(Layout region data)

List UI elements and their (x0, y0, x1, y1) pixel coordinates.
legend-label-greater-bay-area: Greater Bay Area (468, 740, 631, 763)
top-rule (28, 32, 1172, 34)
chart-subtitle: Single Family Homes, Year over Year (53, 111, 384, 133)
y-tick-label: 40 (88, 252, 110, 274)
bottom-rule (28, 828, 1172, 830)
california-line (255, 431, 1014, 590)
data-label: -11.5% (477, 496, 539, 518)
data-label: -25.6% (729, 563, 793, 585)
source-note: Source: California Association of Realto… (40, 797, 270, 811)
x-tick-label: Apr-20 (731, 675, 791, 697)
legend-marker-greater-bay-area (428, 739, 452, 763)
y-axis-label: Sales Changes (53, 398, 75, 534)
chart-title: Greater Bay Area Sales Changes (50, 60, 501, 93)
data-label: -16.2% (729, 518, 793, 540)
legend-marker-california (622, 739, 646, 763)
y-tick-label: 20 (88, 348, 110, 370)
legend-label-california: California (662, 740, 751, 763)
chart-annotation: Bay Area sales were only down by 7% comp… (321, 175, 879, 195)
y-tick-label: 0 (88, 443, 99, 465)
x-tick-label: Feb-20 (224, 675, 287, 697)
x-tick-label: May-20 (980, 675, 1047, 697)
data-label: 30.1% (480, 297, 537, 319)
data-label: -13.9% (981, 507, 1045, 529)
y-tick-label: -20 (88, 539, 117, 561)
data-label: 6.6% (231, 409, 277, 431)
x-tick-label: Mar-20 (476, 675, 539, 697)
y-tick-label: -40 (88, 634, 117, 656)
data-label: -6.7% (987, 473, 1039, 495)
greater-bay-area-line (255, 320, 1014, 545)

(DESCRIPTION OF THE TASK): Rewrite the data from its first line through the line containing "y-axis-label: Sales Changes", replacing "Single Family Homes" with "Condominiums" and leaving everything else unchanged.

(EXERCISE RESPONSE):
List UI elements and their (x0, y0, x1, y1) pixel coordinates.
legend-label-greater-bay-area: Greater Bay Area (468, 740, 631, 763)
top-rule (28, 32, 1172, 34)
chart-subtitle: Condominiums, Year over Year (53, 111, 384, 133)
y-tick-label: 40 (88, 252, 110, 274)
bottom-rule (28, 828, 1172, 830)
california-line (255, 431, 1014, 590)
data-label: -11.5% (477, 496, 539, 518)
data-label: -25.6% (729, 563, 793, 585)
source-note: Source: California Association of Realto… (40, 797, 270, 811)
x-tick-label: Apr-20 (731, 675, 791, 697)
legend-marker-greater-bay-area (428, 739, 452, 763)
y-axis-label: Sales Changes (53, 398, 75, 534)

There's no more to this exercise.